Work required: Extract the complete listing and output it unchanged.

Listed records:
::::::::::

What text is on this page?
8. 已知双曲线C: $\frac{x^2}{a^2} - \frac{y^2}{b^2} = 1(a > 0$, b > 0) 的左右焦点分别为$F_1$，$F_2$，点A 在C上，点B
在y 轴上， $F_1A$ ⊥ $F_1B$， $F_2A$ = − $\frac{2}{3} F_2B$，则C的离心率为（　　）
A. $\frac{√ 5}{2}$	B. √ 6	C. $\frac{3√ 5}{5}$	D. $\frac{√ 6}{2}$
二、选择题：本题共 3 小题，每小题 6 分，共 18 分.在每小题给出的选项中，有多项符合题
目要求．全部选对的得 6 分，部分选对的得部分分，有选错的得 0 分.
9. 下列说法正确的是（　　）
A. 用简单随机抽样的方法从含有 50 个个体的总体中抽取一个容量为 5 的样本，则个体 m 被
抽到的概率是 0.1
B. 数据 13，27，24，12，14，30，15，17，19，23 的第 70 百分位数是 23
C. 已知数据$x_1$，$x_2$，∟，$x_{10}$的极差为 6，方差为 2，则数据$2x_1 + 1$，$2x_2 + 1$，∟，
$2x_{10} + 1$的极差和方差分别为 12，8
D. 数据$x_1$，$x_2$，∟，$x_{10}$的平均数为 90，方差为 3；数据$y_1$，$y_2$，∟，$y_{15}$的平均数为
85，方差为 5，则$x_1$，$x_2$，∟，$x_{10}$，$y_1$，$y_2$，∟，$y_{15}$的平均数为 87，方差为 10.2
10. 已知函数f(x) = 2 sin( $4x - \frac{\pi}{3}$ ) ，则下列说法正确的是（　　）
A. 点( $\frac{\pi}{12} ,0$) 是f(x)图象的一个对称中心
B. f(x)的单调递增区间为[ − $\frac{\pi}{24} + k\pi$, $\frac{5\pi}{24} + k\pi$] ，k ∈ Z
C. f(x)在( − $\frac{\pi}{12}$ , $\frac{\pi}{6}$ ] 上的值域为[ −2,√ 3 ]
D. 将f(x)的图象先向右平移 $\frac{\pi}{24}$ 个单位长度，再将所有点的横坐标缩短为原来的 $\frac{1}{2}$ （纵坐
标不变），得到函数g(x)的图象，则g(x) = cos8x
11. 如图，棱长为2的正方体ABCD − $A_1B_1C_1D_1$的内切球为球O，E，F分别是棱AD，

::::::::::

Correct answer:
What text is on this page?
8. 已知双曲线C: $\frac{x^2}{a^2} - \frac{y^2}{b^2} = 1(a > 0$, b > 0) 的左右焦点分别为$F_1$，$F_2$，点A 在C上，点B
在y 轴上， $F_1A$ ⊥ $F_1B$， $F_2A$ = − $\frac{2}{3} F_2B$，则C的离心率为（　　）
A. $\frac{√ 5}{2}$	B. √ 6	C. $\frac{3√ 5}{5}$	D. $\frac{√ 6}{2}$
二、选择题：本题共 3 小题，每小题 6 分，共 18 分.在每小题给出的选项中，有多项符合题
目要求．全部选对的得 6 分，部分选对的得部分分，有选错的得 0 分.
9. 下列说法正确的是（　　）
A. 用简单随机抽样的方法从含有 50 个个体的总体中抽取一个容量为 5 的样本，则个体 m 被
抽到的概率是 0.1
B. 数据 13，27，24，12，14，30，15，17，19，23 的第 70 百分位数是 23
C. 已知数据$x_1$，$x_2$，∟，$x_{10}$的极差为 6，方差为 2，则数据$2x_1 + 1$，$2x_2 + 1$，∟，
$2x_{10} + 1$的极差和方差分别为 12，8
D. 数据$x_1$，$x_2$，∟，$x_{10}$的平均数为 90，方差为 3；数据$y_1$，$y_2$，∟，$y_{15}$的平均数为
85，方差为 5，则$x_1$，$x_2$，∟，$x_{10}$，$y_1$，$y_2$，∟，$y_{15}$的平均数为 87，方差为 10.2
10. 已知函数f(x) = 2 sin( $4x - \frac{\pi}{3}$ ) ，则下列说法正确的是（　　）
A. 点( $\frac{\pi}{12} ,0$) 是f(x)图象的一个对称中心
B. f(x)的单调递增区间为[ − $\frac{\pi}{24} + k\pi$, $\frac{5\pi}{24} + k\pi$] ，k ∈ Z
C. f(x)在( − $\frac{\pi}{12}$ , $\frac{\pi}{6}$ ] 上的值域为[ −2,√ 3 ]
D. 将f(x)的图象先向右平移 $\frac{\pi}{24}$ 个单位长度，再将所有点的横坐标缩短为原来的 $\frac{1}{2}$ （纵坐
标不变），得到函数g(x)的图象，则g(x) = cos8x
11. 如图，棱长为2的正方体ABCD − $A_1B_1C_1D_1$的内切球为球O，E，F分别是棱AD，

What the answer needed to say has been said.